_Supplied material_
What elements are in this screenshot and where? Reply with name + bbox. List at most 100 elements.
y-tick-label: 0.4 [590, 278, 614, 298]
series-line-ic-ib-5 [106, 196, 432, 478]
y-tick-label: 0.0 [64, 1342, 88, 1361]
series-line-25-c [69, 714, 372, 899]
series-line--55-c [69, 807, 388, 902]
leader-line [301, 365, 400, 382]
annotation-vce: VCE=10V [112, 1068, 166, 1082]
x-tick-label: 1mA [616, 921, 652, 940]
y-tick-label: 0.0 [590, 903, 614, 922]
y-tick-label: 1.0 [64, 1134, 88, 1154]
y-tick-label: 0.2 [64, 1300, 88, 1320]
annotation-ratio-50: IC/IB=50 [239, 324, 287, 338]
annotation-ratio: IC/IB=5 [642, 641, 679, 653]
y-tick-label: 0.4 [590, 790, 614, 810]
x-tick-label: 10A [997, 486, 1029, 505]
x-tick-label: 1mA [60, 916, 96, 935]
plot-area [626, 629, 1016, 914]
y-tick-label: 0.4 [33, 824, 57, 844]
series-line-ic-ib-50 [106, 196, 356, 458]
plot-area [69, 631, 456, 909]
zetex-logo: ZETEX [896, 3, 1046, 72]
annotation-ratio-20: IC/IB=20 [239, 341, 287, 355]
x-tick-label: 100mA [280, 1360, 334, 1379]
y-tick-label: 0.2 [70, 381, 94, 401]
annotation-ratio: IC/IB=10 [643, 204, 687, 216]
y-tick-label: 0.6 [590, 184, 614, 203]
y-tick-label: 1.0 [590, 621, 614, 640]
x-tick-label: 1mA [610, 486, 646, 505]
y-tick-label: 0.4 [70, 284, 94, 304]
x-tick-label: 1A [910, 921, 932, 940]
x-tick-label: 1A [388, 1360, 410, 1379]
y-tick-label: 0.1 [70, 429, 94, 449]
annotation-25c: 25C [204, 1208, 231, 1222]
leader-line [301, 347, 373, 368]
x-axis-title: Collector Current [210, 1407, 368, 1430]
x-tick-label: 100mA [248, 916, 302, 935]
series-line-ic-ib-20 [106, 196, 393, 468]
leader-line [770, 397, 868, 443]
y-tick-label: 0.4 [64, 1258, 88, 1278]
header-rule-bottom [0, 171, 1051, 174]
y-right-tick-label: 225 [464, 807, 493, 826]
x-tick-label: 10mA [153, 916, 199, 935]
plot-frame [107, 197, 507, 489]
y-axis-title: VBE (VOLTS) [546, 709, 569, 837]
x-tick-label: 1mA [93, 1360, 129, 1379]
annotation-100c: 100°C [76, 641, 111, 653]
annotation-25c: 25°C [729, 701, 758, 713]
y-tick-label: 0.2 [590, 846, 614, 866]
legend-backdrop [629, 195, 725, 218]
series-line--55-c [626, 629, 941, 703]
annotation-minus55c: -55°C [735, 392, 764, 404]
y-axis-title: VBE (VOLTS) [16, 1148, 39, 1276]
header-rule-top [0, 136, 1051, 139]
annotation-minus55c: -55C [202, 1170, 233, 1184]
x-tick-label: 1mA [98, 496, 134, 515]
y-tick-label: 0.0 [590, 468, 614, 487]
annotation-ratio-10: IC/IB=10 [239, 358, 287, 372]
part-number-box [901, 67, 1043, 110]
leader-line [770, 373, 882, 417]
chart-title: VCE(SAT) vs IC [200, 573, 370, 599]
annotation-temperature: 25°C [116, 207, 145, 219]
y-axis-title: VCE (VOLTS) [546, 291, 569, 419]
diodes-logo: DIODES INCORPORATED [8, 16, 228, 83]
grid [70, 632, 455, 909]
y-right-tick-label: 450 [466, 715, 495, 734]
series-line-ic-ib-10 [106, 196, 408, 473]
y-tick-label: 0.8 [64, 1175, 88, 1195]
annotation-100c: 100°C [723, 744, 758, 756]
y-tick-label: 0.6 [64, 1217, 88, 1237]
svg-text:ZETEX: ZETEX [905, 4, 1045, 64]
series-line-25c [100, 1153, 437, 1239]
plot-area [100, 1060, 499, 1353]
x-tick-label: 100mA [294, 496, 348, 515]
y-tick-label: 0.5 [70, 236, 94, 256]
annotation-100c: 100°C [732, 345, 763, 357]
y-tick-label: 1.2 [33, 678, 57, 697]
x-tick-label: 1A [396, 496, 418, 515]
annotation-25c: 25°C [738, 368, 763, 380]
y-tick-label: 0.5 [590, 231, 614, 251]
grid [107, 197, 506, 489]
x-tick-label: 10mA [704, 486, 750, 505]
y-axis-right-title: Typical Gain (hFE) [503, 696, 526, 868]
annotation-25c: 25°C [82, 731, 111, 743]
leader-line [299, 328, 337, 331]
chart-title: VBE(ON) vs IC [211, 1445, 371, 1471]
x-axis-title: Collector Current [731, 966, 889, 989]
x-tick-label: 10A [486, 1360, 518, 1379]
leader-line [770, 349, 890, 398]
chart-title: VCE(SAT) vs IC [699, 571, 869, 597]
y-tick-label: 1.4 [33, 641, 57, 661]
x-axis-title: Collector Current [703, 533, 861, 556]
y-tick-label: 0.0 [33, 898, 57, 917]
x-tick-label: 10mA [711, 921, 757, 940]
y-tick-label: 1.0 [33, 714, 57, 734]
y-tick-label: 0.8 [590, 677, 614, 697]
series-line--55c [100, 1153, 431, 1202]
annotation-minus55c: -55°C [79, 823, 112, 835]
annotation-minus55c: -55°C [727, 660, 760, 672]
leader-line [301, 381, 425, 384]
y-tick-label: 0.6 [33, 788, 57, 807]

==

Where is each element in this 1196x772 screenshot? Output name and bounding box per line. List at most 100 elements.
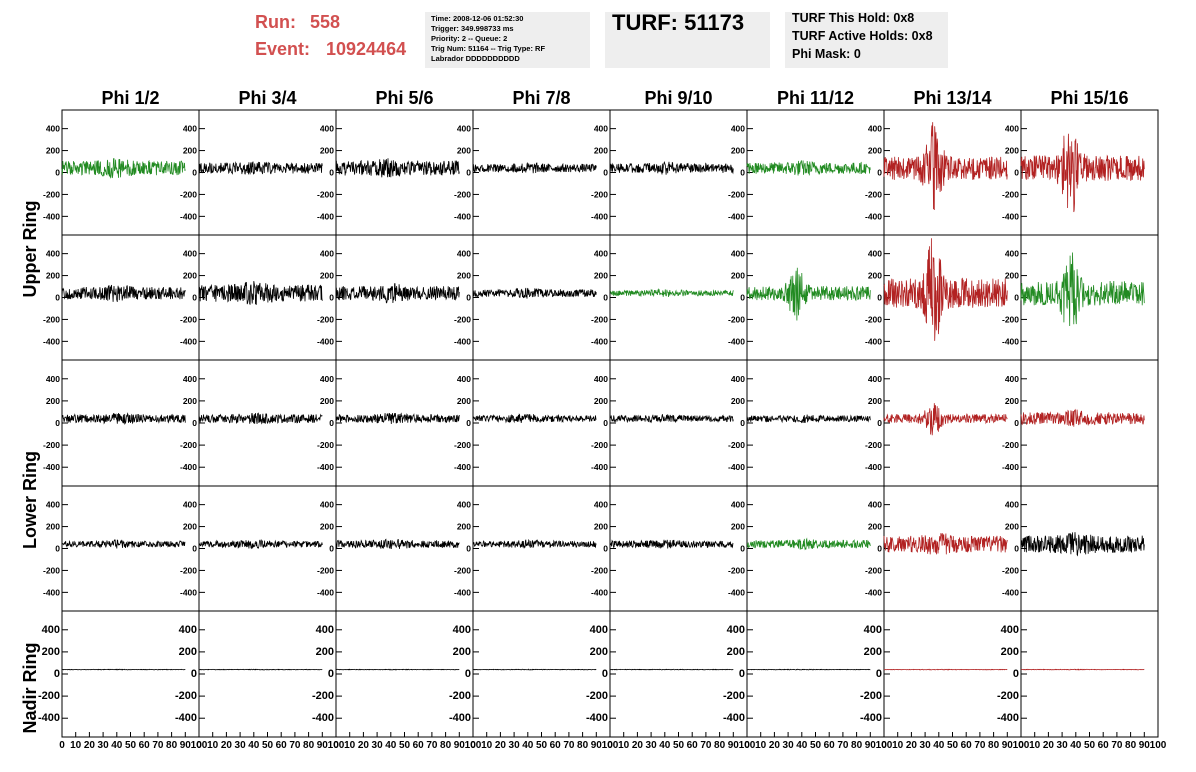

_Work to complete_
Output, as a JSON list of strings, each line of the data starting at the line that contains "What elements are" and ending at the line that contains "y-tick-label: 0.4 [590, 790, 614, 810]", one string per line.

_Solved problem_
[
  "What elements are in this screenshot and where? Reply with name + bbox. List at most 100 elements.",
  "y-tick-label: 0.4 [590, 278, 614, 298]",
  "series-line-ic-ib-5 [106, 196, 432, 478]",
  "y-tick-label: 0.0 [64, 1342, 88, 1361]",
  "series-line-25-c [69, 714, 372, 899]",
  "series-line--55-c [69, 807, 388, 902]",
  "leader-line [301, 365, 400, 382]",
  "annotation-vce: VCE=10V [112, 1068, 166, 1082]",
  "x-tick-label: 1mA [616, 921, 652, 940]",
  "y-tick-label: 0.0 [590, 903, 614, 922]",
  "y-tick-label: 1.0 [64, 1134, 88, 1154]",
  "y-tick-label: 0.2 [64, 1300, 88, 1320]",
  "annotation-ratio-50: IC/IB=50 [239, 324, 287, 338]",
  "annotation-ratio: IC/IB=5 [642, 641, 679, 653]",
  "y-tick-label: 0.4 [590, 790, 614, 810]"
]